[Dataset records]
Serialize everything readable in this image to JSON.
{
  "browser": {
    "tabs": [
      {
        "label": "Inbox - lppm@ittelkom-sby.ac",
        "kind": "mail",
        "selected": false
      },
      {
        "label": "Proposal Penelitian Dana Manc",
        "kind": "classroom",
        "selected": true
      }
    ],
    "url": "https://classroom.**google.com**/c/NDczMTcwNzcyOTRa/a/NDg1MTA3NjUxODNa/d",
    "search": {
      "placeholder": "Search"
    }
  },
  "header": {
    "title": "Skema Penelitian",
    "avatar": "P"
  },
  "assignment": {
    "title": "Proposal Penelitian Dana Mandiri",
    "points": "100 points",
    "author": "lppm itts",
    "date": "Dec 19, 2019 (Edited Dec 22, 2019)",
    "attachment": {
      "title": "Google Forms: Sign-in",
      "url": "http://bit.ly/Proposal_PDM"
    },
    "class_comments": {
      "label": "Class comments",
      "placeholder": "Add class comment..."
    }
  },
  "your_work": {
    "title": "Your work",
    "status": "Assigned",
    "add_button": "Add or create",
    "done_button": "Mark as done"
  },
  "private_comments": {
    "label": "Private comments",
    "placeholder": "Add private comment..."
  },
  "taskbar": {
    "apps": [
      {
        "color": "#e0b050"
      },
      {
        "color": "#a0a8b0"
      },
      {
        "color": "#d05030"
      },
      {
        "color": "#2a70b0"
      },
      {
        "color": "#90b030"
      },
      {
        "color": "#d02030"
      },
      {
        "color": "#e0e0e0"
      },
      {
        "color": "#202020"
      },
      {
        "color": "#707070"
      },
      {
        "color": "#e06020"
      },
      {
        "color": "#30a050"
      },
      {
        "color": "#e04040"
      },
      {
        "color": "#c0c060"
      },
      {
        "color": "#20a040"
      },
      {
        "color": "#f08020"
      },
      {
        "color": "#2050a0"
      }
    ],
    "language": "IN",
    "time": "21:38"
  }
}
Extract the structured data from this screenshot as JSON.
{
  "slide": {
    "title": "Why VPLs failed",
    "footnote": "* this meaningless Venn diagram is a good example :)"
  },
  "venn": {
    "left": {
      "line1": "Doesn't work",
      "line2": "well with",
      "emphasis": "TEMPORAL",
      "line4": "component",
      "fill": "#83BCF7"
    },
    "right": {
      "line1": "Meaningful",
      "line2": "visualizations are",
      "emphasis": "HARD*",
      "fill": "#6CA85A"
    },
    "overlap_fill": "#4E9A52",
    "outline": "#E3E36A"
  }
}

=== REQUEST ===
Using the data above, return each line exactly as written.

=== WRITTEN ANSWER ===
Serialize everything readable in this image to JSON.
{
  "browser": {
    "tabs": [
      {
        "label": "Inbox - lppm@ittelkom-sby.ac",
        "kind": "mail",
        "selected": false
      },
      {
        "label": "Proposal Penelitian Dana Manc",
        "kind": "classroom",
        "selected": true
      }
    ],
    "url": "https://classroom.**google.com**/c/NDczMTcwNzcyOTRa/a/NDg1MTA3NjUxODNa/d",
    "search": {
      "placeholder": "Search"
    }
  },
  "header": {
    "title": "Skema Penelitian",
    "avatar": "P"
  },
  "assignment": {
    "title": "Proposal Penelitian Dana Mandiri",
    "points": "100 points",
    "author": "lppm itts",
    "date": "Dec 19, 2019 (Edited Dec 22, 2019)",
    "attachment": {
      "title": "Google Forms: Sign-in",
      "url": "http://bit.ly/Proposal_PDM"
    },
    "class_comments": {
      "label": "Class comments",
      "placeholder": "Add class comment..."
    }
  },
  "your_work": {
    "title": "Your work",
    "status": "Assigned",
    "add_button": "Add or create",
    "done_button": "Mark as done"
  },
  "private_comments": {
    "label": "Private comments",
    "placeholder": "Add private comment..."
  },
  "taskbar": {
    "apps": [
      {
        "color": "#e0b050"
      },
      {
        "color": "#a0a8b0"
      },
      {
        "color": "#d05030"
      },
      {
        "color": "#2a70b0"
      },
      {
        "color": "#90b030"
      },
      {
        "color": "#d02030"
      },
      {
        "color": "#e0e0e0"
      },
      {
        "color": "#202020"
      },
      {
        "color": "#707070"
      },
      {
        "color": "#e06020"
      },
      {
        "color": "#30a050"
      },
      {
        "color": "#e04040"
      },
      {
        "color": "#c0c060"
      },
      {
        "color": "#20a040"
      },
      {
        "color": "#f08020"
      },
      {
        "color": "#2050a0"
      }
    ],
    "language": "IN",
    "time": "21:38"
  }
}
Extract the structured data from this screenshot as JSON.
{
  "slide": {
    "title": "Why VPLs failed",
    "footnote": "* this meaningless Venn diagram is a good example :)"
  },
  "venn": {
    "left": {
      "line1": "Doesn't work",
      "line2": "well with",
      "emphasis": "TEMPORAL",
      "line4": "component",
      "fill": "#83BCF7"
    },
    "right": {
      "line1": "Meaningful",
      "line2": "visualizations are",
      "emphasis": "HARD*",
      "fill": "#6CA85A"
    },
    "overlap_fill": "#4E9A52",
    "outline": "#E3E36A"
  }
}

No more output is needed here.